Material for the task:
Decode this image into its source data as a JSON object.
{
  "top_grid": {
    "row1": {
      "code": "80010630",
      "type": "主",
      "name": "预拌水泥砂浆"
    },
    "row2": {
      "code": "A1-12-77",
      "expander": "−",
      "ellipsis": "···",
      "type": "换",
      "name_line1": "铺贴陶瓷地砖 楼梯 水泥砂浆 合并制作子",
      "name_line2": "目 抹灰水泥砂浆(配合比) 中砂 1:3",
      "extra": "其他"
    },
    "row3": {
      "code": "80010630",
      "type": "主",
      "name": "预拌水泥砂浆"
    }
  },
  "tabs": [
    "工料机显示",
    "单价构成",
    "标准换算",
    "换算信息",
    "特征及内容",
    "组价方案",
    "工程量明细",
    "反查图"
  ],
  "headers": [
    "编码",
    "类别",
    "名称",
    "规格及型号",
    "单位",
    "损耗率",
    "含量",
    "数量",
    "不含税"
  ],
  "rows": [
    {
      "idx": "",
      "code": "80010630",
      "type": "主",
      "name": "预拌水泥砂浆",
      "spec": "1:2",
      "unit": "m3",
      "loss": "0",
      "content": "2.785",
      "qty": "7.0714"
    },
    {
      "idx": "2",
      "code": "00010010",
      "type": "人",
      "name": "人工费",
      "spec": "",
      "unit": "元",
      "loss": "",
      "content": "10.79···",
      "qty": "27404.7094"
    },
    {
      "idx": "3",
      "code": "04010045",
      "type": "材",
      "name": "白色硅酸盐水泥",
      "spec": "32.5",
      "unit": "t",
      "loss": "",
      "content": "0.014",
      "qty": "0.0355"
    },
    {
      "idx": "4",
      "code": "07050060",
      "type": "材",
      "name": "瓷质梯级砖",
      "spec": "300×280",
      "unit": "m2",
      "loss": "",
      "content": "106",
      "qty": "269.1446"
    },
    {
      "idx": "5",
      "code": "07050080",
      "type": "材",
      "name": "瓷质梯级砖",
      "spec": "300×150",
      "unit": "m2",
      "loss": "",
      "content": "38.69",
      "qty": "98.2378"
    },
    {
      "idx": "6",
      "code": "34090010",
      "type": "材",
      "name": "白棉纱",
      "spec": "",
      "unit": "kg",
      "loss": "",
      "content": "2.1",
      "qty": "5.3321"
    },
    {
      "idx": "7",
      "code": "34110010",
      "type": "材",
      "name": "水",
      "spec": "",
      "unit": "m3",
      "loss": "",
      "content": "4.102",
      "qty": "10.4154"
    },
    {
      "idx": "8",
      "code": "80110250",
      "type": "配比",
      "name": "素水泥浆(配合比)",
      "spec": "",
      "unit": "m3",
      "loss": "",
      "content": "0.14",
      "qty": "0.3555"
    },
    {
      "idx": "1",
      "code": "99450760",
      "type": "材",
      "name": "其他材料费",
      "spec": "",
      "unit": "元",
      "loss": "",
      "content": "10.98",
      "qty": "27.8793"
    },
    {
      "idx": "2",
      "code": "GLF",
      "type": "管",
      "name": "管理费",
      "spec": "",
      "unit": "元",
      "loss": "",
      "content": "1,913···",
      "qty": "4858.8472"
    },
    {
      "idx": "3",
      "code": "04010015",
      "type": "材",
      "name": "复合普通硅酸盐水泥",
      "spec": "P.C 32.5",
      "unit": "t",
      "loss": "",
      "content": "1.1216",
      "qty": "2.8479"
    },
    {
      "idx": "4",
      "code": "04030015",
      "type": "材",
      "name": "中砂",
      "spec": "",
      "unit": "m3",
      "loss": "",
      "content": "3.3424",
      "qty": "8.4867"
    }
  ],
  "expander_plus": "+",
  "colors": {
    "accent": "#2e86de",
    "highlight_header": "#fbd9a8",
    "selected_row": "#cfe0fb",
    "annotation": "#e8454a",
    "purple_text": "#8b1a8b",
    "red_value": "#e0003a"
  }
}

Short problem:
Go through the records and copy each line with "content" in it.

Result below:
      "content": "2.785",
      "content": "10.79···",
      "content": "0.014",
      "content": "106",
      "content": "38.69",
      "content": "2.1",
      "content": "4.102",
      "content": "0.14",
      "content": "10.98",
      "content": "1,913···",
      "content": "1.1216",
      "content": "3.3424",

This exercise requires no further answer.